◆ **WRITTEN PROBLEM**: Output each entry exactly; skip nothing.

◆ **RECORDS FOR THIS EXERCISE**:
• • •
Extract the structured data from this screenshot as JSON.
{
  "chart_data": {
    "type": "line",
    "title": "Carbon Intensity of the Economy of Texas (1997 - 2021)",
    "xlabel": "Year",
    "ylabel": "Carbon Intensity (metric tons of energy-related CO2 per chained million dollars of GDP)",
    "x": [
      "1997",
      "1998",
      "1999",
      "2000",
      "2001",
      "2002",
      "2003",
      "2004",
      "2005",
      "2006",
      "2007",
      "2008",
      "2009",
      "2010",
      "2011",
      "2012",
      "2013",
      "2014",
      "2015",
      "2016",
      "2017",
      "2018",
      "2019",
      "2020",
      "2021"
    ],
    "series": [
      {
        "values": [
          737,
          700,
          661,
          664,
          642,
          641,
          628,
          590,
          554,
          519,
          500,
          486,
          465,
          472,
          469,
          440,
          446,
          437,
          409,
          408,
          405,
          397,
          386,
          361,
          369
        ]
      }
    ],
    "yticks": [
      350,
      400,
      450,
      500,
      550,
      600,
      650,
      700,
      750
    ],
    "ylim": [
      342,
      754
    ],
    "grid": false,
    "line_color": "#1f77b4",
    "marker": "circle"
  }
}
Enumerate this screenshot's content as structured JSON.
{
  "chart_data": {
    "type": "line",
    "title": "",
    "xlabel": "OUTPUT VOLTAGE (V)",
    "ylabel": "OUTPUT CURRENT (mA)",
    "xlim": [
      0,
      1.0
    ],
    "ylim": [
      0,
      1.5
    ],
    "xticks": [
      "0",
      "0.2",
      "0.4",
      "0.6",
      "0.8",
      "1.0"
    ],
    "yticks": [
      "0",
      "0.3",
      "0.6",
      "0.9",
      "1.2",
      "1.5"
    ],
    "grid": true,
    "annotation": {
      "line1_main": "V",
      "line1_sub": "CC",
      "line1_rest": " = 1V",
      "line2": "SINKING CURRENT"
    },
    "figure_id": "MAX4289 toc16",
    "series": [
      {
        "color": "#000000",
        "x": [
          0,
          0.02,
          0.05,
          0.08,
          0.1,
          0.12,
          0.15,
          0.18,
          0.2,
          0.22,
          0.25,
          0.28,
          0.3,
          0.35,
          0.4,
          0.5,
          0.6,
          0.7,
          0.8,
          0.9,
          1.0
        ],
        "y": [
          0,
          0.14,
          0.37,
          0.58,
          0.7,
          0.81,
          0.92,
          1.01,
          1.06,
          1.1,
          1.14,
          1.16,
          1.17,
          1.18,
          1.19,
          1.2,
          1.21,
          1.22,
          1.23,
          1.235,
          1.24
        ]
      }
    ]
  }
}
• • •
◆ **PROBLEM SOLUTION**:
Extract the structured data from this screenshot as JSON.
{
  "chart_data": {
    "type": "line",
    "title": "Carbon Intensity of the Economy of Texas (1997 - 2021)",
    "xlabel": "Year",
    "ylabel": "Carbon Intensity (metric tons of energy-related CO2 per chained million dollars of GDP)",
    "x": [
      "1997",
      "1998",
      "1999",
      "2000",
      "2001",
      "2002",
      "2003",
      "2004",
      "2005",
      "2006",
      "2007",
      "2008",
      "2009",
      "2010",
      "2011",
      "2012",
      "2013",
      "2014",
      "2015",
      "2016",
      "2017",
      "2018",
      "2019",
      "2020",
      "2021"
    ],
    "series": [
      {
        "values": [
          737,
          700,
          661,
          664,
          642,
          641,
          628,
          590,
          554,
          519,
          500,
          486,
          465,
          472,
          469,
          440,
          446,
          437,
          409,
          408,
          405,
          397,
          386,
          361,
          369
        ]
      }
    ],
    "yticks": [
      350,
      400,
      450,
      500,
      550,
      600,
      650,
      700,
      750
    ],
    "ylim": [
      342,
      754
    ],
    "grid": false,
    "line_color": "#1f77b4",
    "marker": "circle"
  }
}
Enumerate this screenshot's content as structured JSON.
{
  "chart_data": {
    "type": "line",
    "title": "",
    "xlabel": "OUTPUT VOLTAGE (V)",
    "ylabel": "OUTPUT CURRENT (mA)",
    "xlim": [
      0,
      1.0
    ],
    "ylim": [
      0,
      1.5
    ],
    "xticks": [
      "0",
      "0.2",
      "0.4",
      "0.6",
      "0.8",
      "1.0"
    ],
    "yticks": [
      "0",
      "0.3",
      "0.6",
      "0.9",
      "1.2",
      "1.5"
    ],
    "grid": true,
    "annotation": {
      "line1_main": "V",
      "line1_sub": "CC",
      "line1_rest": " = 1V",
      "line2": "SINKING CURRENT"
    },
    "figure_id": "MAX4289 toc16",
    "series": [
      {
        "color": "#000000",
        "x": [
          0,
          0.02,
          0.05,
          0.08,
          0.1,
          0.12,
          0.15,
          0.18,
          0.2,
          0.22,
          0.25,
          0.28,
          0.3,
          0.35,
          0.4,
          0.5,
          0.6,
          0.7,
          0.8,
          0.9,
          1.0
        ],
        "y": [
          0,
          0.14,
          0.37,
          0.58,
          0.7,
          0.81,
          0.92,
          1.01,
          1.06,
          1.1,
          1.14,
          1.16,
          1.17,
          1.18,
          1.19,
          1.2,
          1.21,
          1.22,
          1.23,
          1.235,
          1.24
        ]
      }
    ]
  }
}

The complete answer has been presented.